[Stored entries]
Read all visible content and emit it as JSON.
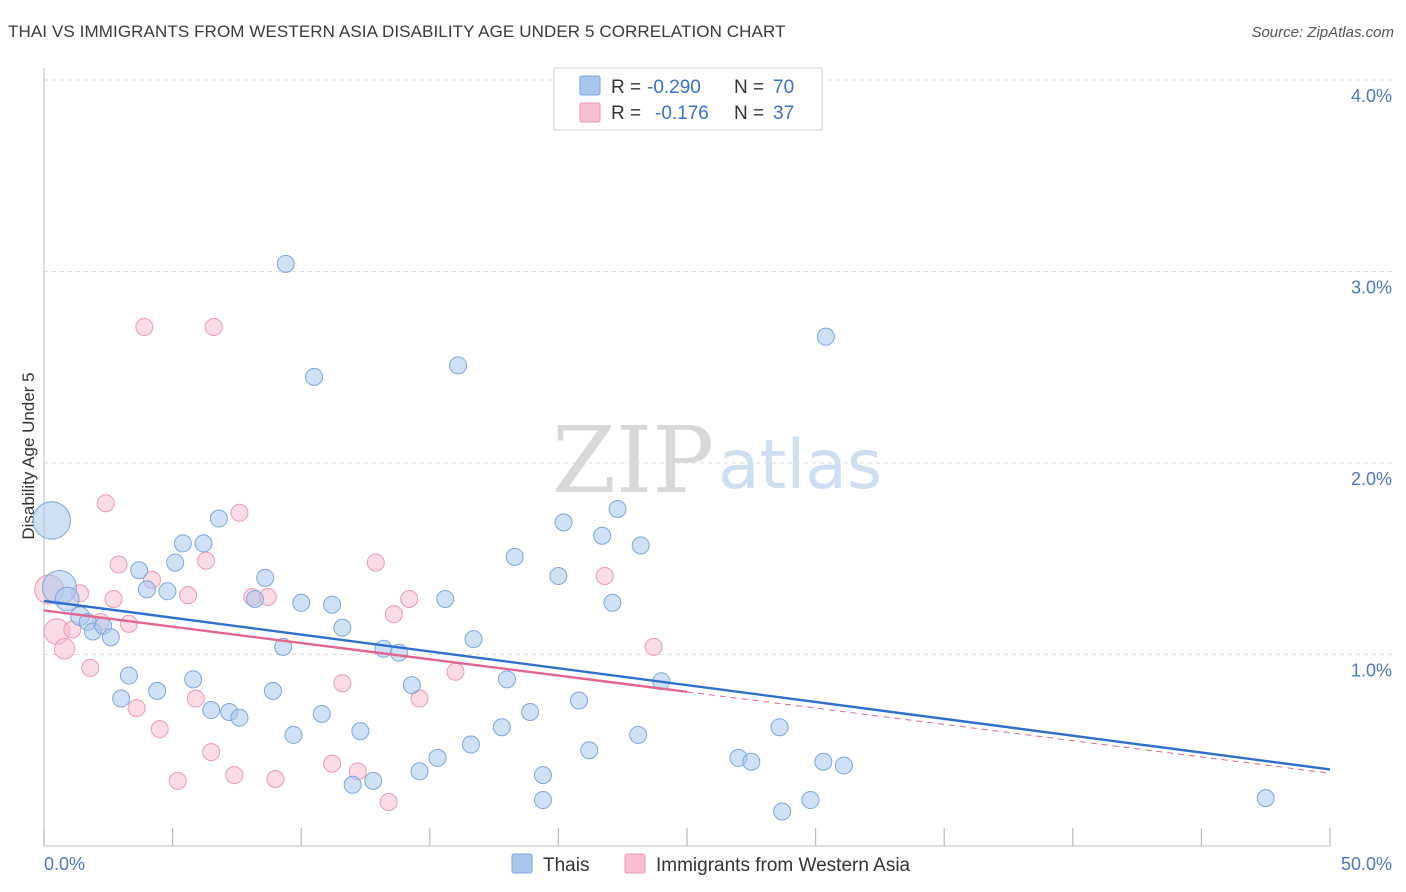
{
  "title": "THAI VS IMMIGRANTS FROM WESTERN ASIA DISABILITY AGE UNDER 5 CORRELATION CHART",
  "source": "Source: ZipAtlas.com",
  "watermark": {
    "zip": "ZIP",
    "atlas": "atlas"
  },
  "colors": {
    "blue_fill": "#a9c6ec",
    "blue_stroke": "#7ea6dd",
    "blue_line": "#2f6fce",
    "pink_fill": "#f7bfd0",
    "pink_stroke": "#e99bb5",
    "pink_line": "#e2668f",
    "axis_text": "#4a78c7",
    "grid": "#dddddd"
  },
  "legend_top": {
    "row1": {
      "r_label": "R =",
      "r_value": "-0.290",
      "n_label": "N =",
      "n_value": "70"
    },
    "row2": {
      "r_label": "R =",
      "r_value": "-0.176",
      "n_label": "N =",
      "n_value": "37"
    }
  },
  "chart_data": {
    "type": "scatter",
    "title": "THAI VS IMMIGRANTS FROM WESTERN ASIA DISABILITY AGE UNDER 5 CORRELATION CHART",
    "xlabel": "",
    "ylabel": "Disability Age Under 5",
    "xlim": [
      0,
      50
    ],
    "ylim": [
      0,
      4.2
    ],
    "x_tick_labels": [
      "0.0%",
      "50.0%"
    ],
    "y_ticks": [
      {
        "value": 1,
        "label": "1.0%"
      },
      {
        "value": 2,
        "label": "2.0%"
      },
      {
        "value": 3,
        "label": "3.0%"
      },
      {
        "value": 4,
        "label": "4.0%"
      }
    ],
    "grid": true,
    "legend": "top-center and bottom",
    "series": [
      {
        "name": "Thais",
        "color": "#a9c6ec",
        "r": -0.29,
        "n": 70,
        "trend": {
          "x0": 0,
          "y0": 1.28,
          "x1": 50,
          "y1": 0.4,
          "solid_until": 50
        },
        "points": [
          [
            0.3,
            1.7,
            2.2
          ],
          [
            0.6,
            1.35,
            2.0
          ],
          [
            0.9,
            1.29,
            1.4
          ],
          [
            1.4,
            1.2,
            1.1
          ],
          [
            1.7,
            1.17,
            1
          ],
          [
            1.9,
            1.12,
            1
          ],
          [
            2.3,
            1.15,
            1
          ],
          [
            2.6,
            1.09,
            1
          ],
          [
            3.0,
            0.77,
            1
          ],
          [
            3.3,
            0.89,
            1
          ],
          [
            3.7,
            1.44,
            1
          ],
          [
            4.0,
            1.34,
            1
          ],
          [
            4.4,
            0.81,
            1
          ],
          [
            4.8,
            1.33,
            1
          ],
          [
            5.1,
            1.48,
            1
          ],
          [
            5.4,
            1.58,
            1
          ],
          [
            5.8,
            0.87,
            1
          ],
          [
            6.2,
            1.58,
            1
          ],
          [
            6.5,
            0.71,
            1
          ],
          [
            6.8,
            1.71,
            1
          ],
          [
            7.2,
            0.7,
            1
          ],
          [
            7.6,
            0.67,
            1
          ],
          [
            8.2,
            1.29,
            1
          ],
          [
            8.6,
            1.4,
            1
          ],
          [
            8.9,
            0.81,
            1
          ],
          [
            9.3,
            1.04,
            1
          ],
          [
            9.4,
            3.04,
            1
          ],
          [
            9.7,
            0.58,
            1
          ],
          [
            10.0,
            1.27,
            1
          ],
          [
            10.5,
            2.45,
            1
          ],
          [
            10.8,
            0.69,
            1
          ],
          [
            11.2,
            1.26,
            1
          ],
          [
            11.6,
            1.14,
            1
          ],
          [
            12.0,
            0.32,
            1
          ],
          [
            12.3,
            0.6,
            1
          ],
          [
            12.8,
            0.34,
            1
          ],
          [
            13.2,
            1.03,
            1
          ],
          [
            13.8,
            1.01,
            1
          ],
          [
            14.3,
            0.84,
            1
          ],
          [
            14.6,
            0.39,
            1
          ],
          [
            15.3,
            0.46,
            1
          ],
          [
            15.6,
            1.29,
            1
          ],
          [
            16.1,
            2.51,
            1
          ],
          [
            16.6,
            0.53,
            1
          ],
          [
            16.7,
            1.08,
            1
          ],
          [
            17.8,
            0.62,
            1
          ],
          [
            18.0,
            0.87,
            1
          ],
          [
            18.3,
            1.51,
            1
          ],
          [
            18.9,
            0.7,
            1
          ],
          [
            19.4,
            0.24,
            1
          ],
          [
            19.4,
            0.37,
            1
          ],
          [
            20.0,
            1.41,
            1
          ],
          [
            20.2,
            1.69,
            1
          ],
          [
            20.8,
            0.76,
            1
          ],
          [
            21.2,
            0.5,
            1
          ],
          [
            21.7,
            1.62,
            1
          ],
          [
            22.1,
            1.27,
            1
          ],
          [
            22.3,
            1.76,
            1
          ],
          [
            23.1,
            0.58,
            1
          ],
          [
            23.2,
            1.57,
            1
          ],
          [
            24.0,
            0.86,
            1
          ],
          [
            27.0,
            0.46,
            1
          ],
          [
            27.5,
            0.44,
            1
          ],
          [
            28.6,
            0.62,
            1
          ],
          [
            28.7,
            0.18,
            1
          ],
          [
            29.8,
            0.24,
            1
          ],
          [
            30.3,
            0.44,
            1
          ],
          [
            30.4,
            2.66,
            1
          ],
          [
            31.1,
            0.42,
            1
          ],
          [
            47.5,
            0.25,
            1
          ]
        ]
      },
      {
        "name": "Immigrants from Western Asia",
        "color": "#f7bfd0",
        "r": -0.176,
        "n": 37,
        "trend": {
          "x0": 0,
          "y0": 1.23,
          "x1": 50,
          "y1": 0.38,
          "solid_until": 25
        },
        "points": [
          [
            0.2,
            1.34,
            1.7
          ],
          [
            0.5,
            1.12,
            1.5
          ],
          [
            0.8,
            1.03,
            1.2
          ],
          [
            1.1,
            1.13,
            1
          ],
          [
            1.4,
            1.32,
            1
          ],
          [
            1.8,
            0.93,
            1
          ],
          [
            2.2,
            1.17,
            1
          ],
          [
            2.4,
            1.79,
            1
          ],
          [
            2.7,
            1.29,
            1
          ],
          [
            2.9,
            1.47,
            1
          ],
          [
            3.3,
            1.16,
            1
          ],
          [
            3.6,
            0.72,
            1
          ],
          [
            3.9,
            2.71,
            1
          ],
          [
            4.2,
            1.39,
            1
          ],
          [
            4.5,
            0.61,
            1
          ],
          [
            5.2,
            0.34,
            1
          ],
          [
            5.6,
            1.31,
            1
          ],
          [
            5.9,
            0.77,
            1
          ],
          [
            6.3,
            1.49,
            1
          ],
          [
            6.5,
            0.49,
            1
          ],
          [
            6.6,
            2.71,
            1
          ],
          [
            7.4,
            0.37,
            1
          ],
          [
            7.6,
            1.74,
            1
          ],
          [
            8.1,
            1.3,
            1
          ],
          [
            8.7,
            1.3,
            1
          ],
          [
            9.0,
            0.35,
            1
          ],
          [
            11.2,
            0.43,
            1
          ],
          [
            11.6,
            0.85,
            1
          ],
          [
            12.2,
            0.39,
            1
          ],
          [
            12.9,
            1.48,
            1
          ],
          [
            13.4,
            0.23,
            1
          ],
          [
            13.6,
            1.21,
            1
          ],
          [
            14.2,
            1.29,
            1
          ],
          [
            14.6,
            0.77,
            1
          ],
          [
            16.0,
            0.91,
            1
          ],
          [
            21.8,
            1.41,
            1
          ],
          [
            23.7,
            1.04,
            1
          ]
        ]
      }
    ]
  },
  "bottom_legend": {
    "items": [
      "Thais",
      "Immigrants from Western Asia"
    ]
  }
}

_What you will do_. Transcribe the records word for word and include no pictures.

_Output of the task_.
Read all visible content and emit it as JSON.
{
  "title": "THAI VS IMMIGRANTS FROM WESTERN ASIA DISABILITY AGE UNDER 5 CORRELATION CHART",
  "source": "Source: ZipAtlas.com",
  "watermark": {
    "zip": "ZIP",
    "atlas": "atlas"
  },
  "colors": {
    "blue_fill": "#a9c6ec",
    "blue_stroke": "#7ea6dd",
    "blue_line": "#2f6fce",
    "pink_fill": "#f7bfd0",
    "pink_stroke": "#e99bb5",
    "pink_line": "#e2668f",
    "axis_text": "#4a78c7",
    "grid": "#dddddd"
  },
  "legend_top": {
    "row1": {
      "r_label": "R =",
      "r_value": "-0.290",
      "n_label": "N =",
      "n_value": "70"
    },
    "row2": {
      "r_label": "R =",
      "r_value": "-0.176",
      "n_label": "N =",
      "n_value": "37"
    }
  },
  "chart_data": {
    "type": "scatter",
    "title": "THAI VS IMMIGRANTS FROM WESTERN ASIA DISABILITY AGE UNDER 5 CORRELATION CHART",
    "xlabel": "",
    "ylabel": "Disability Age Under 5",
    "xlim": [
      0,
      50
    ],
    "ylim": [
      0,
      4.2
    ],
    "x_tick_labels": [
      "0.0%",
      "50.0%"
    ],
    "y_ticks": [
      {
        "value": 1,
        "label": "1.0%"
      },
      {
        "value": 2,
        "label": "2.0%"
      },
      {
        "value": 3,
        "label": "3.0%"
      },
      {
        "value": 4,
        "label": "4.0%"
      }
    ],
    "grid": true,
    "legend": "top-center and bottom",
    "series": [
      {
        "name": "Thais",
        "color": "#a9c6ec",
        "r": -0.29,
        "n": 70,
        "trend": {
          "x0": 0,
          "y0": 1.28,
          "x1": 50,
          "y1": 0.4,
          "solid_until": 50
        },
        "points": [
          [
            0.3,
            1.7,
            2.2
          ],
          [
            0.6,
            1.35,
            2.0
          ],
          [
            0.9,
            1.29,
            1.4
          ],
          [
            1.4,
            1.2,
            1.1
          ],
          [
            1.7,
            1.17,
            1
          ],
          [
            1.9,
            1.12,
            1
          ],
          [
            2.3,
            1.15,
            1
          ],
          [
            2.6,
            1.09,
            1
          ],
          [
            3.0,
            0.77,
            1
          ],
          [
            3.3,
            0.89,
            1
          ],
          [
            3.7,
            1.44,
            1
          ],
          [
            4.0,
            1.34,
            1
          ],
          [
            4.4,
            0.81,
            1
          ],
          [
            4.8,
            1.33,
            1
          ],
          [
            5.1,
            1.48,
            1
          ],
          [
            5.4,
            1.58,
            1
          ],
          [
            5.8,
            0.87,
            1
          ],
          [
            6.2,
            1.58,
            1
          ],
          [
            6.5,
            0.71,
            1
          ],
          [
            6.8,
            1.71,
            1
          ],
          [
            7.2,
            0.7,
            1
          ],
          [
            7.6,
            0.67,
            1
          ],
          [
            8.2,
            1.29,
            1
          ],
          [
            8.6,
            1.4,
            1
          ],
          [
            8.9,
            0.81,
            1
          ],
          [
            9.3,
            1.04,
            1
          ],
          [
            9.4,
            3.04,
            1
          ],
          [
            9.7,
            0.58,
            1
          ],
          [
            10.0,
            1.27,
            1
          ],
          [
            10.5,
            2.45,
            1
          ],
          [
            10.8,
            0.69,
            1
          ],
          [
            11.2,
            1.26,
            1
          ],
          [
            11.6,
            1.14,
            1
          ],
          [
            12.0,
            0.32,
            1
          ],
          [
            12.3,
            0.6,
            1
          ],
          [
            12.8,
            0.34,
            1
          ],
          [
            13.2,
            1.03,
            1
          ],
          [
            13.8,
            1.01,
            1
          ],
          [
            14.3,
            0.84,
            1
          ],
          [
            14.6,
            0.39,
            1
          ],
          [
            15.3,
            0.46,
            1
          ],
          [
            15.6,
            1.29,
            1
          ],
          [
            16.1,
            2.51,
            1
          ],
          [
            16.6,
            0.53,
            1
          ],
          [
            16.7,
            1.08,
            1
          ],
          [
            17.8,
            0.62,
            1
          ],
          [
            18.0,
            0.87,
            1
          ],
          [
            18.3,
            1.51,
            1
          ],
          [
            18.9,
            0.7,
            1
          ],
          [
            19.4,
            0.24,
            1
          ],
          [
            19.4,
            0.37,
            1
          ],
          [
            20.0,
            1.41,
            1
          ],
          [
            20.2,
            1.69,
            1
          ],
          [
            20.8,
            0.76,
            1
          ],
          [
            21.2,
            0.5,
            1
          ],
          [
            21.7,
            1.62,
            1
          ],
          [
            22.1,
            1.27,
            1
          ],
          [
            22.3,
            1.76,
            1
          ],
          [
            23.1,
            0.58,
            1
          ],
          [
            23.2,
            1.57,
            1
          ],
          [
            24.0,
            0.86,
            1
          ],
          [
            27.0,
            0.46,
            1
          ],
          [
            27.5,
            0.44,
            1
          ],
          [
            28.6,
            0.62,
            1
          ],
          [
            28.7,
            0.18,
            1
          ],
          [
            29.8,
            0.24,
            1
          ],
          [
            30.3,
            0.44,
            1
          ],
          [
            30.4,
            2.66,
            1
          ],
          [
            31.1,
            0.42,
            1
          ],
          [
            47.5,
            0.25,
            1
          ]
        ]
      },
      {
        "name": "Immigrants from Western Asia",
        "color": "#f7bfd0",
        "r": -0.176,
        "n": 37,
        "trend": {
          "x0": 0,
          "y0": 1.23,
          "x1": 50,
          "y1": 0.38,
          "solid_until": 25
        },
        "points": [
          [
            0.2,
            1.34,
            1.7
          ],
          [
            0.5,
            1.12,
            1.5
          ],
          [
            0.8,
            1.03,
            1.2
          ],
          [
            1.1,
            1.13,
            1
          ],
          [
            1.4,
            1.32,
            1
          ],
          [
            1.8,
            0.93,
            1
          ],
          [
            2.2,
            1.17,
            1
          ],
          [
            2.4,
            1.79,
            1
          ],
          [
            2.7,
            1.29,
            1
          ],
          [
            2.9,
            1.47,
            1
          ],
          [
            3.3,
            1.16,
            1
          ],
          [
            3.6,
            0.72,
            1
          ],
          [
            3.9,
            2.71,
            1
          ],
          [
            4.2,
            1.39,
            1
          ],
          [
            4.5,
            0.61,
            1
          ],
          [
            5.2,
            0.34,
            1
          ],
          [
            5.6,
            1.31,
            1
          ],
          [
            5.9,
            0.77,
            1
          ],
          [
            6.3,
            1.49,
            1
          ],
          [
            6.5,
            0.49,
            1
          ],
          [
            6.6,
            2.71,
            1
          ],
          [
            7.4,
            0.37,
            1
          ],
          [
            7.6,
            1.74,
            1
          ],
          [
            8.1,
            1.3,
            1
          ],
          [
            8.7,
            1.3,
            1
          ],
          [
            9.0,
            0.35,
            1
          ],
          [
            11.2,
            0.43,
            1
          ],
          [
            11.6,
            0.85,
            1
          ],
          [
            12.2,
            0.39,
            1
          ],
          [
            12.9,
            1.48,
            1
          ],
          [
            13.4,
            0.23,
            1
          ],
          [
            13.6,
            1.21,
            1
          ],
          [
            14.2,
            1.29,
            1
          ],
          [
            14.6,
            0.77,
            1
          ],
          [
            16.0,
            0.91,
            1
          ],
          [
            21.8,
            1.41,
            1
          ],
          [
            23.7,
            1.04,
            1
          ]
        ]
      }
    ]
  },
  "bottom_legend": {
    "items": [
      "Thais",
      "Immigrants from Western Asia"
    ]
  }
}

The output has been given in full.